• _Stored dataset items_

↓

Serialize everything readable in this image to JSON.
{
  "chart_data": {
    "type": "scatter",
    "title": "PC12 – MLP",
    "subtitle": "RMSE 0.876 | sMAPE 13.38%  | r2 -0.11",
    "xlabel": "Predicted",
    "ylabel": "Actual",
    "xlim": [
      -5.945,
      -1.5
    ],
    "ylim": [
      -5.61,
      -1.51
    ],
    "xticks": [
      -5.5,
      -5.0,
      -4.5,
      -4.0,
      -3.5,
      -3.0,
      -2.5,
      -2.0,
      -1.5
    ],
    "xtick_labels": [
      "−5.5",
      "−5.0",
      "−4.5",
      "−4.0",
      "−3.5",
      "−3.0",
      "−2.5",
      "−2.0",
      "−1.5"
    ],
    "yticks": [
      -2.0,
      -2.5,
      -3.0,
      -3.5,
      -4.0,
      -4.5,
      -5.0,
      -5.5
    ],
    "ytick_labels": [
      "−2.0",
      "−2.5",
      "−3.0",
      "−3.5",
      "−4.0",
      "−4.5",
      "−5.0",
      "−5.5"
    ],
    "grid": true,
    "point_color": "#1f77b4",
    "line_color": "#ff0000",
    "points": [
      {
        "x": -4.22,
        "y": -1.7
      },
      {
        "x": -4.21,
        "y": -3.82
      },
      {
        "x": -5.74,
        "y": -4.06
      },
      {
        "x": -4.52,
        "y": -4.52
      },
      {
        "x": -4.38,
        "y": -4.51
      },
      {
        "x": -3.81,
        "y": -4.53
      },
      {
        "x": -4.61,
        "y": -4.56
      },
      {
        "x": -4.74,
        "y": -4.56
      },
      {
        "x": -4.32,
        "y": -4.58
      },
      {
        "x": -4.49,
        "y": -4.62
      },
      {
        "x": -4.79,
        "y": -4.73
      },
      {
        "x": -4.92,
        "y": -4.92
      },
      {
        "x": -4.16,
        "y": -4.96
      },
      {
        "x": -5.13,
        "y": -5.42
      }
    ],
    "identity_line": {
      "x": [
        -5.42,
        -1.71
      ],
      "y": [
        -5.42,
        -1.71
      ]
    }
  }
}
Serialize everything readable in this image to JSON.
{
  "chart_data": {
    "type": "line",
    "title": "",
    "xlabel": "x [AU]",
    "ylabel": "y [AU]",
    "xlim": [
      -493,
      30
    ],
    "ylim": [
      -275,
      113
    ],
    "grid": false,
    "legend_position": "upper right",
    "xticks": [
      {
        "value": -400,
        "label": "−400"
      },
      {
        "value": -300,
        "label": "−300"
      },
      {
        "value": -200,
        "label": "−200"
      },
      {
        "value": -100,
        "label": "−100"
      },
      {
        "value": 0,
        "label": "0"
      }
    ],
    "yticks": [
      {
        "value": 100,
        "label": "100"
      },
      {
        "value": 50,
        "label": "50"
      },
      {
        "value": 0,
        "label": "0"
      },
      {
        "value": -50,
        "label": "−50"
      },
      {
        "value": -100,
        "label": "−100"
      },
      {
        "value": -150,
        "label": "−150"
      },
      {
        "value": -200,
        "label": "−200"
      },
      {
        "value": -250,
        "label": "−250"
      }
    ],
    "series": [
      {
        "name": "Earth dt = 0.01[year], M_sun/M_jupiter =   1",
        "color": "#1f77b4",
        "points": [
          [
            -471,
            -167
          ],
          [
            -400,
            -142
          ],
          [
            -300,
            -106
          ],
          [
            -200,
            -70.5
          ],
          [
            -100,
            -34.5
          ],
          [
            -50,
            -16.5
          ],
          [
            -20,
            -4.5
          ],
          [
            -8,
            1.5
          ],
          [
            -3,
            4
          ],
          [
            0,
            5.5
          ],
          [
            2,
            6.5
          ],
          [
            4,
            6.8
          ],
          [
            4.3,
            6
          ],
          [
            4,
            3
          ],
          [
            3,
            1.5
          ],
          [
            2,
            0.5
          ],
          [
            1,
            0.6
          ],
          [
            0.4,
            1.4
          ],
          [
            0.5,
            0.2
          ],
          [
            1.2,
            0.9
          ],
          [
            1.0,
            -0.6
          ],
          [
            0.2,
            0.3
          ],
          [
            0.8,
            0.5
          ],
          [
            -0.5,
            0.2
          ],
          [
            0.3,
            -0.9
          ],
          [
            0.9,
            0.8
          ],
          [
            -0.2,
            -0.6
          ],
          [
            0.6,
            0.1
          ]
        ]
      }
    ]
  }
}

↑

• _EXERCISE_
Reproduce the material above without altering a single character.

• _SOLVED PROBLEM_
Serialize everything readable in this image to JSON.
{
  "chart_data": {
    "type": "scatter",
    "title": "PC12 – MLP",
    "subtitle": "RMSE 0.876 | sMAPE 13.38%  | r2 -0.11",
    "xlabel": "Predicted",
    "ylabel": "Actual",
    "xlim": [
      -5.945,
      -1.5
    ],
    "ylim": [
      -5.61,
      -1.51
    ],
    "xticks": [
      -5.5,
      -5.0,
      -4.5,
      -4.0,
      -3.5,
      -3.0,
      -2.5,
      -2.0,
      -1.5
    ],
    "xtick_labels": [
      "−5.5",
      "−5.0",
      "−4.5",
      "−4.0",
      "−3.5",
      "−3.0",
      "−2.5",
      "−2.0",
      "−1.5"
    ],
    "yticks": [
      -2.0,
      -2.5,
      -3.0,
      -3.5,
      -4.0,
      -4.5,
      -5.0,
      -5.5
    ],
    "ytick_labels": [
      "−2.0",
      "−2.5",
      "−3.0",
      "−3.5",
      "−4.0",
      "−4.5",
      "−5.0",
      "−5.5"
    ],
    "grid": true,
    "point_color": "#1f77b4",
    "line_color": "#ff0000",
    "points": [
      {
        "x": -4.22,
        "y": -1.7
      },
      {
        "x": -4.21,
        "y": -3.82
      },
      {
        "x": -5.74,
        "y": -4.06
      },
      {
        "x": -4.52,
        "y": -4.52
      },
      {
        "x": -4.38,
        "y": -4.51
      },
      {
        "x": -3.81,
        "y": -4.53
      },
      {
        "x": -4.61,
        "y": -4.56
      },
      {
        "x": -4.74,
        "y": -4.56
      },
      {
        "x": -4.32,
        "y": -4.58
      },
      {
        "x": -4.49,
        "y": -4.62
      },
      {
        "x": -4.79,
        "y": -4.73
      },
      {
        "x": -4.92,
        "y": -4.92
      },
      {
        "x": -4.16,
        "y": -4.96
      },
      {
        "x": -5.13,
        "y": -5.42
      }
    ],
    "identity_line": {
      "x": [
        -5.42,
        -1.71
      ],
      "y": [
        -5.42,
        -1.71
      ]
    }
  }
}
Serialize everything readable in this image to JSON.
{
  "chart_data": {
    "type": "line",
    "title": "",
    "xlabel": "x [AU]",
    "ylabel": "y [AU]",
    "xlim": [
      -493,
      30
    ],
    "ylim": [
      -275,
      113
    ],
    "grid": false,
    "legend_position": "upper right",
    "xticks": [
      {
        "value": -400,
        "label": "−400"
      },
      {
        "value": -300,
        "label": "−300"
      },
      {
        "value": -200,
        "label": "−200"
      },
      {
        "value": -100,
        "label": "−100"
      },
      {
        "value": 0,
        "label": "0"
      }
    ],
    "yticks": [
      {
        "value": 100,
        "label": "100"
      },
      {
        "value": 50,
        "label": "50"
      },
      {
        "value": 0,
        "label": "0"
      },
      {
        "value": -50,
        "label": "−50"
      },
      {
        "value": -100,
        "label": "−100"
      },
      {
        "value": -150,
        "label": "−150"
      },
      {
        "value": -200,
        "label": "−200"
      },
      {
        "value": -250,
        "label": "−250"
      }
    ],
    "series": [
      {
        "name": "Earth dt = 0.01[year], M_sun/M_jupiter =   1",
        "color": "#1f77b4",
        "points": [
          [
            -471,
            -167
          ],
          [
            -400,
            -142
          ],
          [
            -300,
            -106
          ],
          [
            -200,
            -70.5
          ],
          [
            -100,
            -34.5
          ],
          [
            -50,
            -16.5
          ],
          [
            -20,
            -4.5
          ],
          [
            -8,
            1.5
          ],
          [
            -3,
            4
          ],
          [
            0,
            5.5
          ],
          [
            2,
            6.5
          ],
          [
            4,
            6.8
          ],
          [
            4.3,
            6
          ],
          [
            4,
            3
          ],
          [
            3,
            1.5
          ],
          [
            2,
            0.5
          ],
          [
            1,
            0.6
          ],
          [
            0.4,
            1.4
          ],
          [
            0.5,
            0.2
          ],
          [
            1.2,
            0.9
          ],
          [
            1.0,
            -0.6
          ],
          [
            0.2,
            0.3
          ],
          [
            0.8,
            0.5
          ],
          [
            -0.5,
            0.2
          ],
          [
            0.3,
            -0.9
          ],
          [
            0.9,
            0.8
          ],
          [
            -0.2,
            -0.6
          ],
          [
            0.6,
            0.1
          ]
        ]
      }
    ]
  }
}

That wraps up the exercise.